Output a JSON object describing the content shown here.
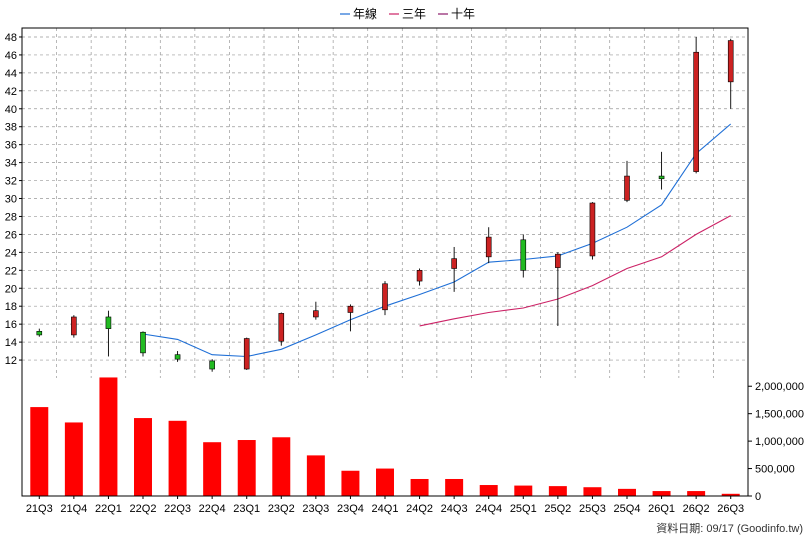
{
  "chart_data": {
    "type": "candlestick",
    "legend": [
      {
        "label": "年線",
        "color": "#1f6fd6"
      },
      {
        "label": "三年",
        "color": "#cc2266"
      },
      {
        "label": "十年",
        "color": "#8b1a6b"
      }
    ],
    "categories": [
      "21Q3",
      "21Q4",
      "22Q1",
      "22Q2",
      "22Q3",
      "22Q4",
      "23Q1",
      "23Q2",
      "23Q3",
      "23Q4",
      "24Q1",
      "24Q2",
      "24Q3",
      "24Q4",
      "25Q1",
      "25Q2",
      "25Q3",
      "25Q4",
      "26Q1",
      "26Q2",
      "26Q3"
    ],
    "price_axis": {
      "min": 10,
      "max": 49,
      "ticks": [
        12,
        14,
        16,
        18,
        20,
        22,
        24,
        26,
        28,
        30,
        32,
        34,
        36,
        38,
        40,
        42,
        44,
        46,
        48
      ]
    },
    "candles": [
      {
        "open": 15.2,
        "close": 14.8,
        "high": 15.5,
        "low": 14.6
      },
      {
        "open": 14.8,
        "close": 16.8,
        "high": 17.0,
        "low": 14.5
      },
      {
        "open": 16.8,
        "close": 15.5,
        "high": 17.5,
        "low": 12.4
      },
      {
        "open": 15.1,
        "close": 12.8,
        "high": 15.2,
        "low": 12.4
      },
      {
        "open": 12.6,
        "close": 12.1,
        "high": 13.0,
        "low": 11.8
      },
      {
        "open": 11.9,
        "close": 11.0,
        "high": 12.1,
        "low": 10.7
      },
      {
        "open": 11.0,
        "close": 14.4,
        "high": 14.5,
        "low": 10.9
      },
      {
        "open": 14.1,
        "close": 17.2,
        "high": 17.3,
        "low": 13.6
      },
      {
        "open": 16.8,
        "close": 17.5,
        "high": 18.5,
        "low": 16.5
      },
      {
        "open": 17.3,
        "close": 18.0,
        "high": 18.2,
        "low": 15.2
      },
      {
        "open": 17.6,
        "close": 20.5,
        "high": 20.8,
        "low": 17.0
      },
      {
        "open": 20.8,
        "close": 22.0,
        "high": 22.2,
        "low": 20.3
      },
      {
        "open": 22.2,
        "close": 23.3,
        "high": 24.6,
        "low": 19.6
      },
      {
        "open": 23.5,
        "close": 25.7,
        "high": 26.8,
        "low": 22.8
      },
      {
        "open": 25.4,
        "close": 22.0,
        "high": 26.0,
        "low": 21.2
      },
      {
        "open": 22.3,
        "close": 23.8,
        "high": 24.0,
        "low": 15.8
      },
      {
        "open": 23.6,
        "close": 29.5,
        "high": 29.6,
        "low": 23.2
      },
      {
        "open": 29.8,
        "close": 32.5,
        "high": 34.2,
        "low": 29.6
      },
      {
        "open": 32.5,
        "close": 32.2,
        "high": 35.2,
        "low": 31.0
      },
      {
        "open": 33.0,
        "close": 46.3,
        "high": 48.0,
        "low": 32.8
      },
      {
        "open": 43.0,
        "close": 47.6,
        "high": 47.8,
        "low": 40.0
      }
    ],
    "series": [
      {
        "name": "年線",
        "values": [
          null,
          null,
          null,
          14.9,
          14.3,
          12.6,
          12.4,
          13.2,
          14.8,
          16.5,
          18.0,
          19.3,
          20.7,
          22.9,
          23.2,
          23.6,
          25.0,
          26.8,
          29.3,
          35.0,
          38.3
        ]
      },
      {
        "name": "三年",
        "values": [
          null,
          null,
          null,
          null,
          null,
          null,
          null,
          null,
          null,
          null,
          null,
          15.8,
          16.6,
          17.3,
          17.8,
          18.8,
          20.3,
          22.2,
          23.5,
          26.0,
          28.1
        ]
      }
    ],
    "volume": {
      "values": [
        1620000,
        1340000,
        2160000,
        1420000,
        1370000,
        980000,
        1020000,
        1070000,
        740000,
        460000,
        500000,
        310000,
        310000,
        200000,
        190000,
        180000,
        160000,
        130000,
        90000,
        90000,
        40000
      ],
      "axis": {
        "min": 0,
        "max": 2150000,
        "ticks": [
          0,
          500000,
          1000000,
          1500000,
          2000000
        ],
        "tick_labels": [
          "0",
          "500,000",
          "1,000,000",
          "1,500,000",
          "2,000,000"
        ]
      }
    },
    "colors": {
      "up": "#cc2222",
      "down": "#22bb22",
      "volume": "#ff0000",
      "grid": "#999999"
    },
    "grid": true,
    "legend_position": "top-center",
    "credit": "資料日期: 09/17 (Goodinfo.tw)"
  }
}
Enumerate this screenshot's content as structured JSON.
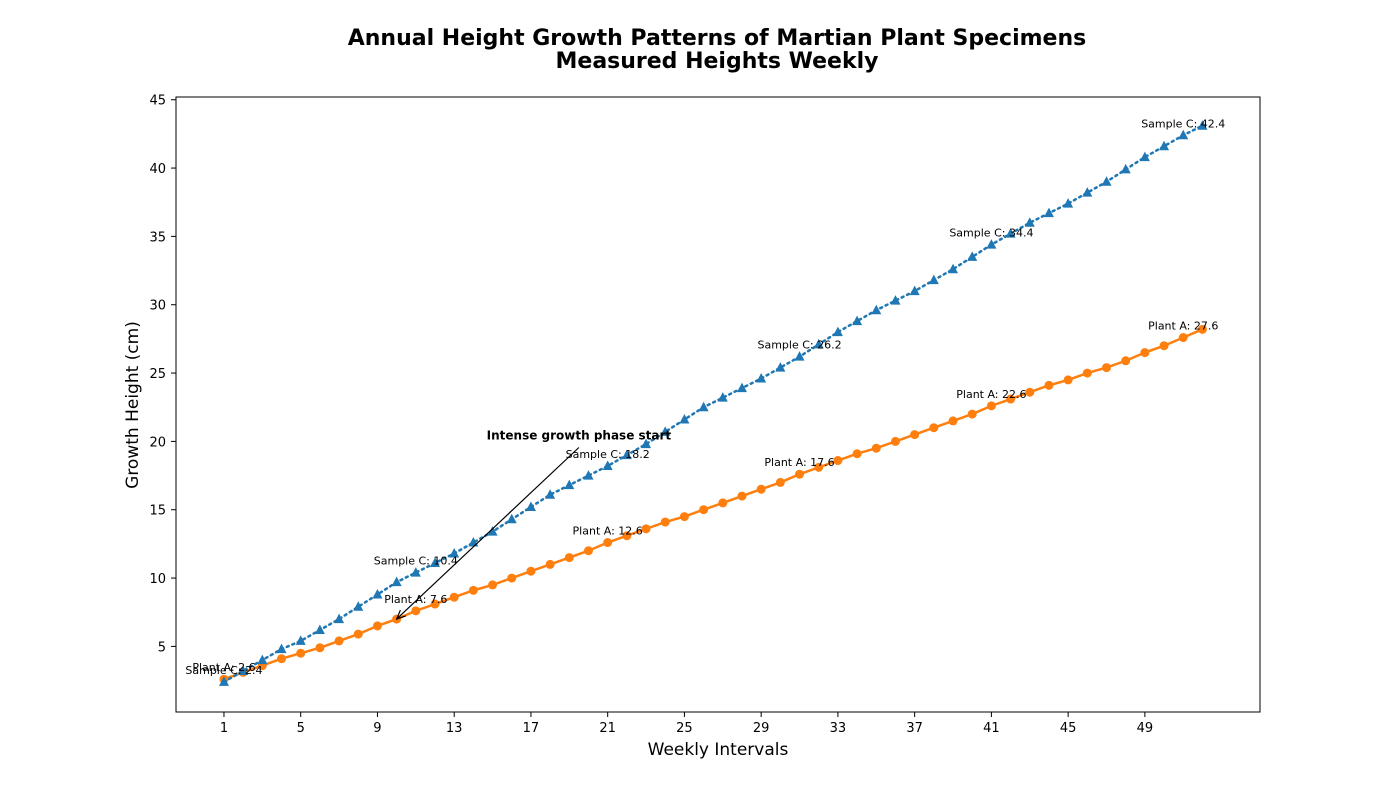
{
  "chart_data": {
    "type": "line",
    "title": "Annual Height Growth Patterns of Martian Plant Specimens",
    "subtitle": "Measured Heights Weekly",
    "xlabel": "Weekly Intervals",
    "ylabel": "Growth Height (cm)",
    "xlim": [
      -1.5,
      55
    ],
    "ylim": [
      0.2,
      45.2
    ],
    "x_ticks": [
      1,
      5,
      9,
      13,
      17,
      21,
      25,
      29,
      33,
      37,
      41,
      45,
      49
    ],
    "y_ticks": [
      5,
      10,
      15,
      20,
      25,
      30,
      35,
      40,
      45
    ],
    "grid": false,
    "legend": "none",
    "x": [
      1,
      2,
      3,
      4,
      5,
      6,
      7,
      8,
      9,
      10,
      11,
      12,
      13,
      14,
      15,
      16,
      17,
      18,
      19,
      20,
      21,
      22,
      23,
      24,
      25,
      26,
      27,
      28,
      29,
      30,
      31,
      32,
      33,
      34,
      35,
      36,
      37,
      38,
      39,
      40,
      41,
      42,
      43,
      44,
      45,
      46,
      47,
      48,
      49,
      50,
      51,
      52
    ],
    "series": [
      {
        "key": "plant_a",
        "color": "#ff7f0e",
        "marker": "circle",
        "line_style": "solid",
        "values": [
          2.6,
          3.1,
          3.6,
          4.1,
          4.5,
          4.9,
          5.4,
          5.9,
          6.5,
          7.0,
          7.6,
          8.1,
          8.6,
          9.1,
          9.5,
          10.0,
          10.5,
          11.0,
          11.5,
          12.0,
          12.6,
          13.1,
          13.6,
          14.1,
          14.5,
          15.0,
          15.5,
          16.0,
          16.5,
          17.0,
          17.6,
          18.1,
          18.6,
          19.1,
          19.5,
          20.0,
          20.5,
          21.0,
          21.5,
          22.0,
          22.6,
          23.1,
          23.6,
          24.1,
          24.5,
          25.0,
          25.4,
          25.9,
          26.5,
          27.0,
          27.6,
          28.2
        ]
      },
      {
        "key": "sample_c",
        "color": "#1f77b4",
        "marker": "triangle",
        "line_style": "dotted",
        "values": [
          2.4,
          3.2,
          4.0,
          4.8,
          5.4,
          6.2,
          7.0,
          7.9,
          8.8,
          9.7,
          10.4,
          11.1,
          11.8,
          12.6,
          13.4,
          14.3,
          15.2,
          16.1,
          16.8,
          17.5,
          18.2,
          19.0,
          19.8,
          20.7,
          21.6,
          22.5,
          23.2,
          23.9,
          24.6,
          25.4,
          26.2,
          27.1,
          28.0,
          28.8,
          29.6,
          30.3,
          31.0,
          31.8,
          32.6,
          33.5,
          34.4,
          35.2,
          36.0,
          36.7,
          37.4,
          38.2,
          39.0,
          39.9,
          40.8,
          41.6,
          42.4,
          43.1
        ]
      }
    ],
    "data_labels": [
      {
        "text": "Plant A: 2.6",
        "x": 1,
        "series": "plant_a"
      },
      {
        "text": "Plant A: 7.6",
        "x": 11,
        "series": "plant_a"
      },
      {
        "text": "Plant A: 12.6",
        "x": 21,
        "series": "plant_a"
      },
      {
        "text": "Plant A: 17.6",
        "x": 31,
        "series": "plant_a"
      },
      {
        "text": "Plant A: 22.6",
        "x": 41,
        "series": "plant_a"
      },
      {
        "text": "Plant A: 27.6",
        "x": 51,
        "series": "plant_a"
      },
      {
        "text": "Sample C: 2.4",
        "x": 1,
        "series": "sample_c"
      },
      {
        "text": "Sample C: 10.4",
        "x": 11,
        "series": "sample_c"
      },
      {
        "text": "Sample C: 18.2",
        "x": 21,
        "series": "sample_c"
      },
      {
        "text": "Sample C: 26.2",
        "x": 31,
        "series": "sample_c"
      },
      {
        "text": "Sample C: 34.4",
        "x": 41,
        "series": "sample_c"
      },
      {
        "text": "Sample C: 42.4",
        "x": 51,
        "series": "sample_c"
      }
    ],
    "annotation": {
      "text": "Intense growth phase start",
      "text_at": [
        19.5,
        19.7
      ],
      "arrow_to": [
        10,
        7.0
      ]
    }
  }
}
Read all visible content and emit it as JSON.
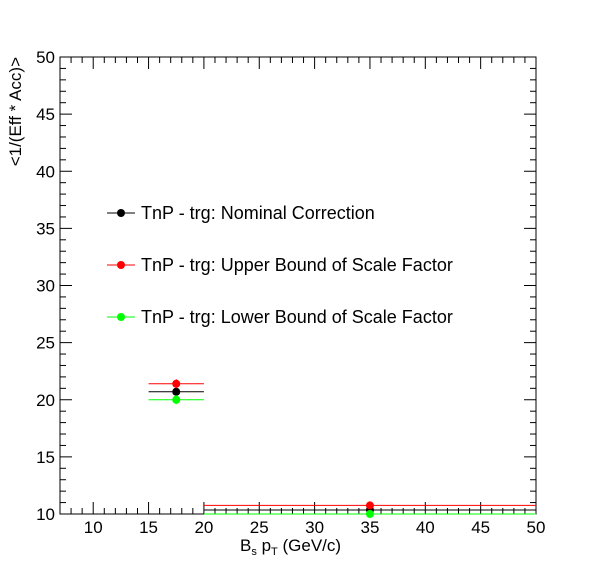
{
  "chart_data": {
    "type": "scatter",
    "xlabel_main": "B",
    "xlabel_sub1": "s",
    "xlabel_mid": " p",
    "xlabel_sub2": "T",
    "xlabel_tail": " (GeV/c)",
    "ylabel": "<1/(Eff * Acc)>",
    "xlim": [
      7,
      50
    ],
    "ylim": [
      10,
      50
    ],
    "x_ticks": [
      "10",
      "15",
      "20",
      "25",
      "30",
      "35",
      "40",
      "45",
      "50"
    ],
    "y_ticks": [
      "10",
      "15",
      "20",
      "25",
      "30",
      "35",
      "40",
      "45",
      "50"
    ],
    "grid": false,
    "legend_position": "center-left",
    "series": [
      {
        "name": "TnP - trg: Nominal Correction",
        "color": "#000000",
        "points": [
          {
            "x": 17.5,
            "xerr": [
              15,
              20
            ],
            "y": 20.7,
            "yerr": 0.4
          },
          {
            "x": 35,
            "xerr": [
              20,
              50
            ],
            "y": 10.35,
            "yerr": 0.2
          }
        ]
      },
      {
        "name": "TnP - trg: Upper Bound of Scale Factor",
        "color": "#ff0000",
        "points": [
          {
            "x": 17.5,
            "xerr": [
              15,
              20
            ],
            "y": 21.4,
            "yerr": 0.4
          },
          {
            "x": 35,
            "xerr": [
              20,
              50
            ],
            "y": 10.75,
            "yerr": 0.2
          }
        ]
      },
      {
        "name": "TnP - trg: Lower Bound of Scale Factor",
        "color": "#00ff00",
        "points": [
          {
            "x": 17.5,
            "xerr": [
              15,
              20
            ],
            "y": 20.0,
            "yerr": 0.4
          },
          {
            "x": 35,
            "xerr": [
              20,
              50
            ],
            "y": 10.0,
            "yerr": 0.2
          }
        ]
      }
    ]
  }
}
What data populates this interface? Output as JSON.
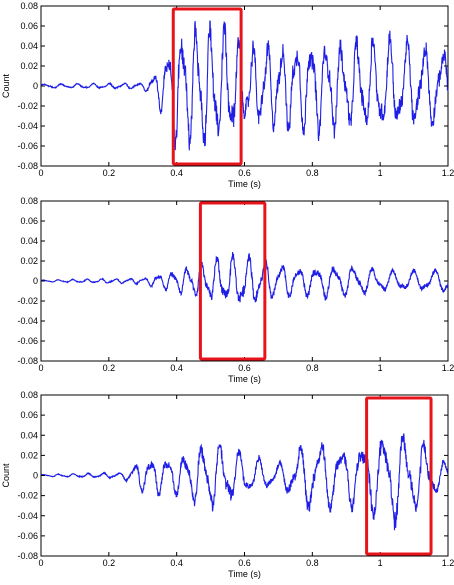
{
  "chart_data": [
    {
      "type": "line",
      "xlabel": "Time (s)",
      "ylabel": "Count",
      "xlim": [
        0,
        1.2
      ],
      "ylim": [
        -0.08,
        0.08
      ],
      "x_ticks": [
        "0",
        "0.2",
        "0.4",
        "0.6",
        "0.8",
        "1",
        "1.2"
      ],
      "y_ticks": [
        "0.08",
        "0.06",
        "0.04",
        "0.02",
        "0",
        "-0.02",
        "-0.04",
        "-0.06",
        "-0.08"
      ],
      "highlight_window": {
        "x": [
          0.39,
          0.59
        ],
        "y": [
          -0.078,
          0.077
        ],
        "color": "#e8141b"
      },
      "signal": {
        "onset": 0.33,
        "peak_amplitude": 0.068,
        "envelope": [
          [
            0,
            0.002
          ],
          [
            0.3,
            0.003
          ],
          [
            0.34,
            0.015
          ],
          [
            0.4,
            0.06
          ],
          [
            0.48,
            0.068
          ],
          [
            0.56,
            0.06
          ],
          [
            0.6,
            0.04
          ],
          [
            0.7,
            0.045
          ],
          [
            0.8,
            0.05
          ],
          [
            0.9,
            0.045
          ],
          [
            1.0,
            0.05
          ],
          [
            1.1,
            0.045
          ],
          [
            1.2,
            0.04
          ]
        ],
        "color": "#1e1ee6"
      }
    },
    {
      "type": "line",
      "xlabel": "Time (s)",
      "ylabel": "",
      "xlim": [
        0,
        1.2
      ],
      "ylim": [
        -0.08,
        0.08
      ],
      "x_ticks": [
        "0",
        "0.2",
        "0.4",
        "0.6",
        "0.8",
        "1",
        "1.2"
      ],
      "y_ticks": [
        "0.08",
        "0.06",
        "0.04",
        "0.02",
        "0",
        "-0.02",
        "-0.04",
        "-0.06",
        "-0.08"
      ],
      "highlight_window": {
        "x": [
          0.47,
          0.66
        ],
        "y": [
          -0.078,
          0.078
        ],
        "color": "#e8141b"
      },
      "signal": {
        "onset": 0.3,
        "peak_amplitude": 0.028,
        "envelope": [
          [
            0,
            0.001
          ],
          [
            0.3,
            0.003
          ],
          [
            0.4,
            0.012
          ],
          [
            0.5,
            0.022
          ],
          [
            0.6,
            0.028
          ],
          [
            0.65,
            0.022
          ],
          [
            0.75,
            0.015
          ],
          [
            0.85,
            0.018
          ],
          [
            0.95,
            0.014
          ],
          [
            1.05,
            0.01
          ],
          [
            1.2,
            0.012
          ]
        ],
        "color": "#1e1ee6"
      }
    },
    {
      "type": "line",
      "xlabel": "Time (s)",
      "ylabel": "Count",
      "xlim": [
        0,
        1.2
      ],
      "ylim": [
        -0.08,
        0.08
      ],
      "x_ticks": [
        "0",
        "0.2",
        "0.4",
        "0.6",
        "0.8",
        "1",
        "1.2"
      ],
      "y_ticks": [
        "0.08",
        "0.06",
        "0.04",
        "0.02",
        "0",
        "-0.02",
        "-0.04",
        "-0.06",
        "-0.08"
      ],
      "highlight_window": {
        "x": [
          0.96,
          1.15
        ],
        "y": [
          -0.078,
          0.077
        ],
        "color": "#e8141b"
      },
      "signal": {
        "onset": 0.25,
        "peak_amplitude": 0.05,
        "envelope": [
          [
            0,
            0.001
          ],
          [
            0.24,
            0.003
          ],
          [
            0.3,
            0.018
          ],
          [
            0.4,
            0.02
          ],
          [
            0.5,
            0.036
          ],
          [
            0.6,
            0.022
          ],
          [
            0.7,
            0.012
          ],
          [
            0.8,
            0.04
          ],
          [
            0.9,
            0.03
          ],
          [
            1.0,
            0.042
          ],
          [
            1.05,
            0.05
          ],
          [
            1.12,
            0.035
          ],
          [
            1.2,
            0.01
          ]
        ],
        "color": "#1e1ee6"
      }
    }
  ]
}
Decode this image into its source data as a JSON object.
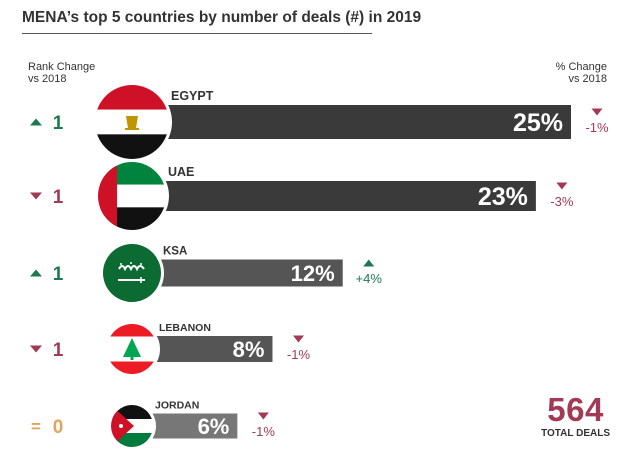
{
  "title": "MENA’s top 5 countries by number of deals (#) in 2019",
  "header_left": [
    "Rank Change",
    "vs 2018"
  ],
  "header_right": [
    "% Change",
    "vs 2018"
  ],
  "total": {
    "value": "564",
    "label": "TOTAL DEALS"
  },
  "colors": {
    "up": "#1c7a4e",
    "down": "#a23a55",
    "neutral": "#e0a45a",
    "bar_dark": "#3a3a3a",
    "bar_mid": "#555555",
    "bar_light": "#777777"
  },
  "chart_data": {
    "type": "bar",
    "categories": [
      "EGYPT",
      "UAE",
      "KSA",
      "LEBANON",
      "JORDAN"
    ],
    "values": [
      25,
      23,
      12,
      8,
      6
    ],
    "value_labels": [
      "25%",
      "23%",
      "12%",
      "8%",
      "6%"
    ],
    "unit": "%",
    "rank_change": [
      {
        "dir": "up",
        "value": "1"
      },
      {
        "dir": "down",
        "value": "1"
      },
      {
        "dir": "up",
        "value": "1"
      },
      {
        "dir": "down",
        "value": "1"
      },
      {
        "dir": "equal",
        "value": "0"
      }
    ],
    "pct_change": [
      {
        "dir": "down",
        "label": "-1%"
      },
      {
        "dir": "down",
        "label": "-3%"
      },
      {
        "dir": "up",
        "label": "+4%"
      },
      {
        "dir": "down",
        "label": "-1%"
      },
      {
        "dir": "down",
        "label": "-1%"
      }
    ],
    "flags": [
      "egypt-flag",
      "uae-flag",
      "ksa-flag",
      "lebanon-flag",
      "jordan-flag"
    ]
  }
}
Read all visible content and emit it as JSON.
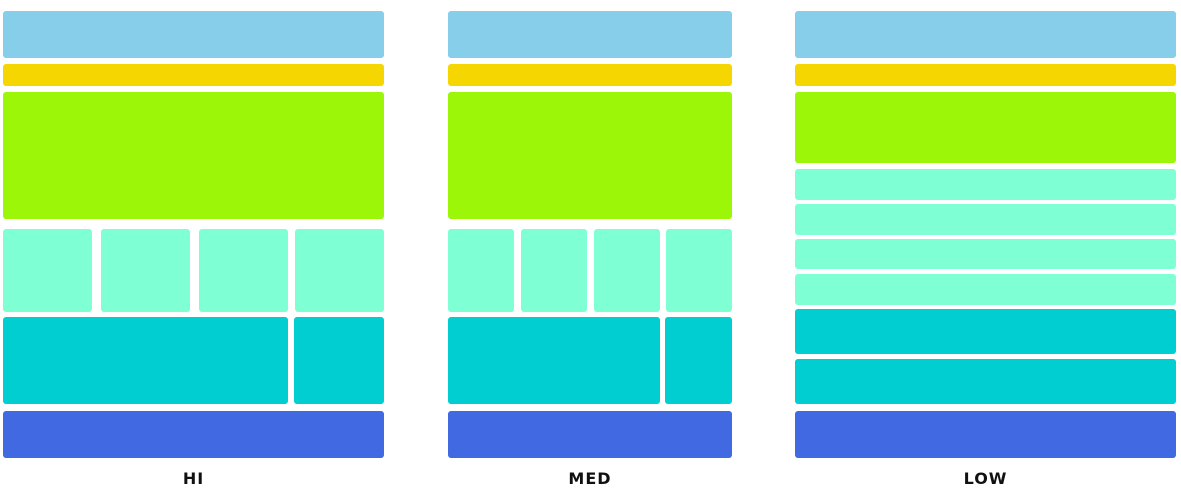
{
  "colors": {
    "header": "#87ceeb",
    "nav": "#f5d600",
    "hero": "#9bf707",
    "card": "#7fffd4",
    "content": "#00ced1",
    "footer": "#4169e1"
  },
  "layouts": [
    {
      "id": "hi",
      "label": "HI"
    },
    {
      "id": "med",
      "label": "MED"
    },
    {
      "id": "low",
      "label": "LOW"
    }
  ]
}
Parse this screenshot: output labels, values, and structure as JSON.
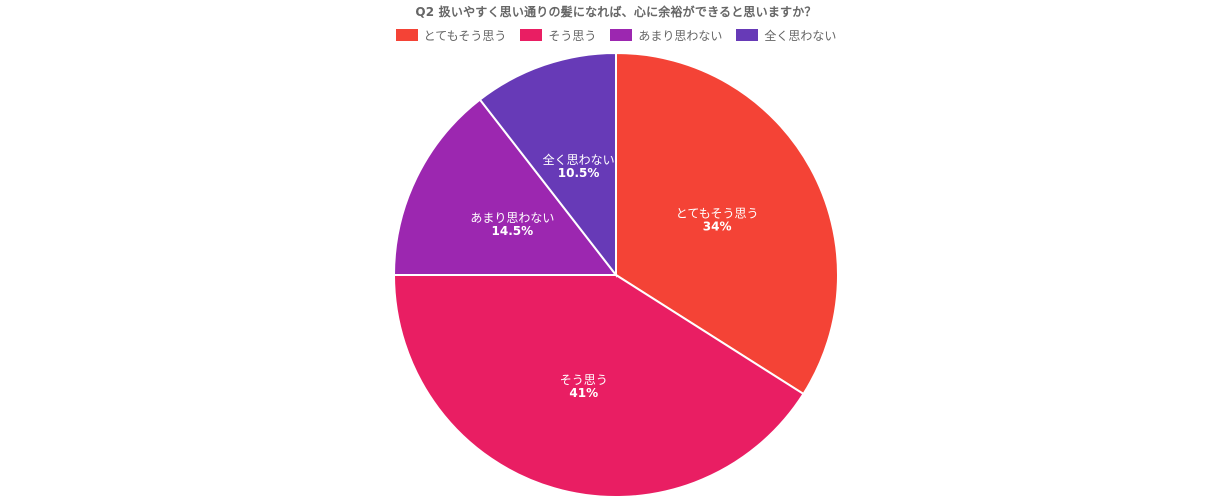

..........

• _Instructions for the task_: Find the lines containing "Weekly" and pull them out.

• _Correct response_:
    "subtitle": "Measured Heights Weekly",
    "xlabel": "Weekly Intervals",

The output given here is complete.